# INSTRUCTIONS FOR THE TASK:
Write out the records word for word, with no pictures.

# ENTRIES SUPPLIED:
—————

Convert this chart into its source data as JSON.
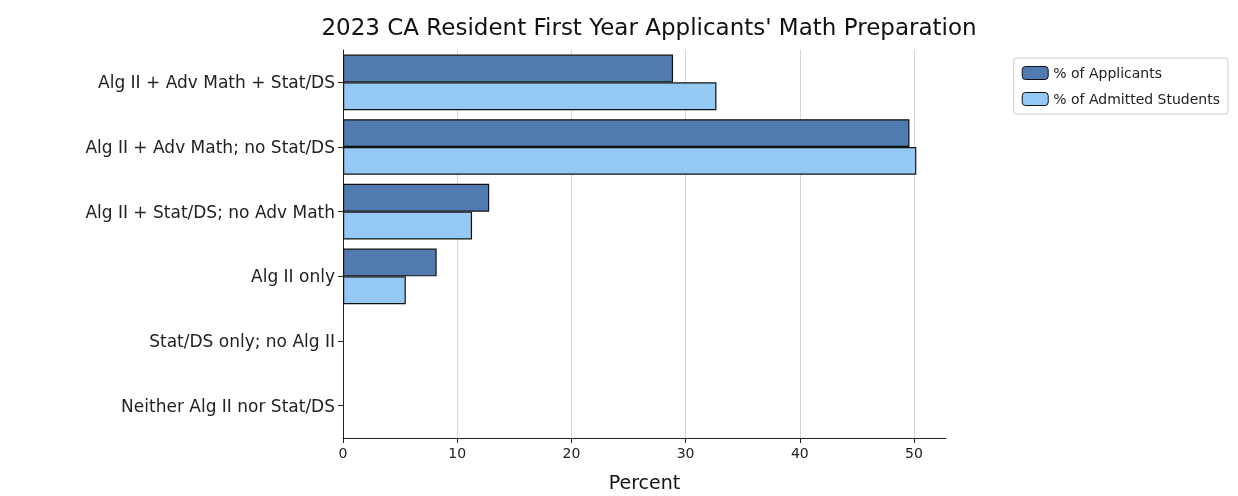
{
  "chart_data": {
    "type": "bar",
    "orientation": "horizontal",
    "title": "2023 CA Resident First Year Applicants' Math Preparation",
    "xlabel": "Percent",
    "categories": [
      "Alg II + Adv Math + Stat/DS",
      "Alg II + Adv Math; no Stat/DS",
      "Alg II + Stat/DS; no Adv Math",
      "Alg II only",
      "Stat/DS only; no Alg II",
      "Neither Alg II nor Stat/DS"
    ],
    "series": [
      {
        "name": "% of Applicants",
        "color": "#517bb0",
        "values": [
          28.9,
          49.6,
          12.8,
          8.2,
          0,
          0
        ]
      },
      {
        "name": "% of Admitted Students",
        "color": "#94c8f5",
        "values": [
          32.7,
          50.2,
          11.3,
          5.5,
          0,
          0
        ]
      }
    ],
    "xlim": [
      0,
      52.8
    ],
    "xticks": [
      0,
      10,
      20,
      30,
      40,
      50
    ],
    "grid": "x",
    "legend": "top right"
  }
}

—————

# FINISHED ANSWER:
Convert this chart into its source data as JSON.
{
  "chart_data": {
    "type": "bar",
    "orientation": "horizontal",
    "title": "2023 CA Resident First Year Applicants' Math Preparation",
    "xlabel": "Percent",
    "categories": [
      "Alg II + Adv Math + Stat/DS",
      "Alg II + Adv Math; no Stat/DS",
      "Alg II + Stat/DS; no Adv Math",
      "Alg II only",
      "Stat/DS only; no Alg II",
      "Neither Alg II nor Stat/DS"
    ],
    "series": [
      {
        "name": "% of Applicants",
        "color": "#517bb0",
        "values": [
          28.9,
          49.6,
          12.8,
          8.2,
          0,
          0
        ]
      },
      {
        "name": "% of Admitted Students",
        "color": "#94c8f5",
        "values": [
          32.7,
          50.2,
          11.3,
          5.5,
          0,
          0
        ]
      }
    ],
    "xlim": [
      0,
      52.8
    ],
    "xticks": [
      0,
      10,
      20,
      30,
      40,
      50
    ],
    "grid": "x",
    "legend": "top right"
  }
}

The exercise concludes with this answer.